Every line of the material below must be repeated exactly.

[DATA SHOWN]
>>>>

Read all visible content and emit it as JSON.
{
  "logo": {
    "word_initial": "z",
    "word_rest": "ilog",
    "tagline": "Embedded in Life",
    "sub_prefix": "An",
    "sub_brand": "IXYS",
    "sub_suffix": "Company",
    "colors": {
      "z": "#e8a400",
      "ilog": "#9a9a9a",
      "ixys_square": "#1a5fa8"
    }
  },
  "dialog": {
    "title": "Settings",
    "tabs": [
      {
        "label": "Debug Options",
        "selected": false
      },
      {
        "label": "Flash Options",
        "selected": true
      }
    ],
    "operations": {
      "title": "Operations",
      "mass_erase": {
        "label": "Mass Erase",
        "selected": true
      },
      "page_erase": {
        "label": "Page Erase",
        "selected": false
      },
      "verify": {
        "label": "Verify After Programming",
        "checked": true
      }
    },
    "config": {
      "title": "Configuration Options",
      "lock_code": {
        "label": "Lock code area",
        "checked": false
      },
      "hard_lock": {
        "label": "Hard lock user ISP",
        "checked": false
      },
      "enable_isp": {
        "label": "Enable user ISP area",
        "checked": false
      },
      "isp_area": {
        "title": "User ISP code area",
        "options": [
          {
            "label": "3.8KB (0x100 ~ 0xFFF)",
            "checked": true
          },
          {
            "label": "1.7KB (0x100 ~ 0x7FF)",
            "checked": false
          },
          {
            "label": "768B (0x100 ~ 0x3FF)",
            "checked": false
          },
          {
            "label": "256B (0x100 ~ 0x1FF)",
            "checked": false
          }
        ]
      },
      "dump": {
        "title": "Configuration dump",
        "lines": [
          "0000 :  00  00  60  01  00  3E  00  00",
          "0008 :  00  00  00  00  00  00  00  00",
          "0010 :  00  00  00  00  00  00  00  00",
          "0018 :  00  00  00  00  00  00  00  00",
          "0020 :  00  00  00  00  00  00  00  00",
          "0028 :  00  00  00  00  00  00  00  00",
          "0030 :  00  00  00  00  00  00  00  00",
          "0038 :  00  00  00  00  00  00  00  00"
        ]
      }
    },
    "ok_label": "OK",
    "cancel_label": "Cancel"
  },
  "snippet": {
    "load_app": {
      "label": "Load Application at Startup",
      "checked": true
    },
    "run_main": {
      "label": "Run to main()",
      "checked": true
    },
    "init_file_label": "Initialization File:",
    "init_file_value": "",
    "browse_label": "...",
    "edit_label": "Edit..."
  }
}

<<<<

[EXERCISE OUTPUT]
Read all visible content and emit it as JSON.
{
  "logo": {
    "word_initial": "z",
    "word_rest": "ilog",
    "tagline": "Embedded in Life",
    "sub_prefix": "An",
    "sub_brand": "IXYS",
    "sub_suffix": "Company",
    "colors": {
      "z": "#e8a400",
      "ilog": "#9a9a9a",
      "ixys_square": "#1a5fa8"
    }
  },
  "dialog": {
    "title": "Settings",
    "tabs": [
      {
        "label": "Debug Options",
        "selected": false
      },
      {
        "label": "Flash Options",
        "selected": true
      }
    ],
    "operations": {
      "title": "Operations",
      "mass_erase": {
        "label": "Mass Erase",
        "selected": true
      },
      "page_erase": {
        "label": "Page Erase",
        "selected": false
      },
      "verify": {
        "label": "Verify After Programming",
        "checked": true
      }
    },
    "config": {
      "title": "Configuration Options",
      "lock_code": {
        "label": "Lock code area",
        "checked": false
      },
      "hard_lock": {
        "label": "Hard lock user ISP",
        "checked": false
      },
      "enable_isp": {
        "label": "Enable user ISP area",
        "checked": false
      },
      "isp_area": {
        "title": "User ISP code area",
        "options": [
          {
            "label": "3.8KB (0x100 ~ 0xFFF)",
            "checked": true
          },
          {
            "label": "1.7KB (0x100 ~ 0x7FF)",
            "checked": false
          },
          {
            "label": "768B (0x100 ~ 0x3FF)",
            "checked": false
          },
          {
            "label": "256B (0x100 ~ 0x1FF)",
            "checked": false
          }
        ]
      },
      "dump": {
        "title": "Configuration dump",
        "lines": [
          "0000 :  00  00  60  01  00  3E  00  00",
          "0008 :  00  00  00  00  00  00  00  00",
          "0010 :  00  00  00  00  00  00  00  00",
          "0018 :  00  00  00  00  00  00  00  00",
          "0020 :  00  00  00  00  00  00  00  00",
          "0028 :  00  00  00  00  00  00  00  00",
          "0030 :  00  00  00  00  00  00  00  00",
          "0038 :  00  00  00  00  00  00  00  00"
        ]
      }
    },
    "ok_label": "OK",
    "cancel_label": "Cancel"
  },
  "snippet": {
    "load_app": {
      "label": "Load Application at Startup",
      "checked": true
    },
    "run_main": {
      "label": "Run to main()",
      "checked": true
    },
    "init_file_label": "Initialization File:",
    "init_file_value": "",
    "browse_label": "...",
    "edit_label": "Edit..."
  }
}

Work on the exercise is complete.